- _SET TASK_: Copy out each line of the material below with no changes.

** START OF SOURCE MATERIAL **

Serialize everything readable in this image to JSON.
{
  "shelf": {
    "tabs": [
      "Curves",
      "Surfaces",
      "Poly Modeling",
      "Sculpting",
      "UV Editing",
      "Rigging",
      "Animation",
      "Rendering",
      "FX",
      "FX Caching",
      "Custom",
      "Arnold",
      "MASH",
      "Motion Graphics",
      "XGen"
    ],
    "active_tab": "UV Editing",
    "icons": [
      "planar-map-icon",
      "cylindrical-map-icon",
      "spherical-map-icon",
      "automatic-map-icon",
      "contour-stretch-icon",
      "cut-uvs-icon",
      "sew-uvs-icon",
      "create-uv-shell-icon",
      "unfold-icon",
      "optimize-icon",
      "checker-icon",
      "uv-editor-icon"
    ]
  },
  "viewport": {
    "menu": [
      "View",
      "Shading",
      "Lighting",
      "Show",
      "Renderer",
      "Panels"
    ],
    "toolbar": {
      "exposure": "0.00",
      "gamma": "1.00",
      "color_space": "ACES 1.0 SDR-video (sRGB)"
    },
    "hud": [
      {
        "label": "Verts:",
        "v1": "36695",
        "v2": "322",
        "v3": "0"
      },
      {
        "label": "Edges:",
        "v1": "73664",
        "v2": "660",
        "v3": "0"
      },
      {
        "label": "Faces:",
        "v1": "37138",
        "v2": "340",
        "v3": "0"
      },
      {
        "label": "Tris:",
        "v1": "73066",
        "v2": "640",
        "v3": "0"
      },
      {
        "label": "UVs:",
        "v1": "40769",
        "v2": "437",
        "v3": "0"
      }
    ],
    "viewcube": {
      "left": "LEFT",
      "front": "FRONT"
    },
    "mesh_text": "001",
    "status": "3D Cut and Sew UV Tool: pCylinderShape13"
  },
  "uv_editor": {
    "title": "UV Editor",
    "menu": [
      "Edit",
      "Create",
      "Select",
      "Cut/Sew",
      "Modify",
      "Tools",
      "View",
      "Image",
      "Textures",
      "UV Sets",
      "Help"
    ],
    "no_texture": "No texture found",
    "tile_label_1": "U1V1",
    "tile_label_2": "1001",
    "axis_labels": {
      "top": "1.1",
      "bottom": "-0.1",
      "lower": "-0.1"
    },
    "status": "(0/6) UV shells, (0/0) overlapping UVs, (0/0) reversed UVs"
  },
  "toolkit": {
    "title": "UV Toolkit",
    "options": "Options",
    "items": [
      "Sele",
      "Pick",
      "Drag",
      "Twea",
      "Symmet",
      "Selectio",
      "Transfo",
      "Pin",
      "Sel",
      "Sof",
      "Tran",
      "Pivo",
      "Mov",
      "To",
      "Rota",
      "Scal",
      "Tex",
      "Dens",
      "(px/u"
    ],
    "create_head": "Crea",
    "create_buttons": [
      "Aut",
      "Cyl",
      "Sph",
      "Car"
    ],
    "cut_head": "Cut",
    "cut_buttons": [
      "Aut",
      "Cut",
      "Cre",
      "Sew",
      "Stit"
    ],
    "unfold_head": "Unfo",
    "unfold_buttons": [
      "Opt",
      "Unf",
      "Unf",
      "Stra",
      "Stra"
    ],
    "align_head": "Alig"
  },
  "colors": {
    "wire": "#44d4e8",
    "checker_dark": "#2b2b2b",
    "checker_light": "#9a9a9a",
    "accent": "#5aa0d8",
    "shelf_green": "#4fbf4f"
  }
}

** END OF SOURCE MATERIAL **

- _TASK SOLUTION_:
Serialize everything readable in this image to JSON.
{
  "shelf": {
    "tabs": [
      "Curves",
      "Surfaces",
      "Poly Modeling",
      "Sculpting",
      "UV Editing",
      "Rigging",
      "Animation",
      "Rendering",
      "FX",
      "FX Caching",
      "Custom",
      "Arnold",
      "MASH",
      "Motion Graphics",
      "XGen"
    ],
    "active_tab": "UV Editing",
    "icons": [
      "planar-map-icon",
      "cylindrical-map-icon",
      "spherical-map-icon",
      "automatic-map-icon",
      "contour-stretch-icon",
      "cut-uvs-icon",
      "sew-uvs-icon",
      "create-uv-shell-icon",
      "unfold-icon",
      "optimize-icon",
      "checker-icon",
      "uv-editor-icon"
    ]
  },
  "viewport": {
    "menu": [
      "View",
      "Shading",
      "Lighting",
      "Show",
      "Renderer",
      "Panels"
    ],
    "toolbar": {
      "exposure": "0.00",
      "gamma": "1.00",
      "color_space": "ACES 1.0 SDR-video (sRGB)"
    },
    "hud": [
      {
        "label": "Verts:",
        "v1": "36695",
        "v2": "322",
        "v3": "0"
      },
      {
        "label": "Edges:",
        "v1": "73664",
        "v2": "660",
        "v3": "0"
      },
      {
        "label": "Faces:",
        "v1": "37138",
        "v2": "340",
        "v3": "0"
      },
      {
        "label": "Tris:",
        "v1": "73066",
        "v2": "640",
        "v3": "0"
      },
      {
        "label": "UVs:",
        "v1": "40769",
        "v2": "437",
        "v3": "0"
      }
    ],
    "viewcube": {
      "left": "LEFT",
      "front": "FRONT"
    },
    "mesh_text": "001",
    "status": "3D Cut and Sew UV Tool: pCylinderShape13"
  },
  "uv_editor": {
    "title": "UV Editor",
    "menu": [
      "Edit",
      "Create",
      "Select",
      "Cut/Sew",
      "Modify",
      "Tools",
      "View",
      "Image",
      "Textures",
      "UV Sets",
      "Help"
    ],
    "no_texture": "No texture found",
    "tile_label_1": "U1V1",
    "tile_label_2": "1001",
    "axis_labels": {
      "top": "1.1",
      "bottom": "-0.1",
      "lower": "-0.1"
    },
    "status": "(0/6) UV shells, (0/0) overlapping UVs, (0/0) reversed UVs"
  },
  "toolkit": {
    "title": "UV Toolkit",
    "options": "Options",
    "items": [
      "Sele",
      "Pick",
      "Drag",
      "Twea",
      "Symmet",
      "Selectio",
      "Transfo",
      "Pin",
      "Sel",
      "Sof",
      "Tran",
      "Pivo",
      "Mov",
      "To",
      "Rota",
      "Scal",
      "Tex",
      "Dens",
      "(px/u"
    ],
    "create_head": "Crea",
    "create_buttons": [
      "Aut",
      "Cyl",
      "Sph",
      "Car"
    ],
    "cut_head": "Cut",
    "cut_buttons": [
      "Aut",
      "Cut",
      "Cre",
      "Sew",
      "Stit"
    ],
    "unfold_head": "Unfo",
    "unfold_buttons": [
      "Opt",
      "Unf",
      "Unf",
      "Stra",
      "Stra"
    ],
    "align_head": "Alig"
  },
  "colors": {
    "wire": "#44d4e8",
    "checker_dark": "#2b2b2b",
    "checker_light": "#9a9a9a",
    "accent": "#5aa0d8",
    "shelf_green": "#4fbf4f"
  }
}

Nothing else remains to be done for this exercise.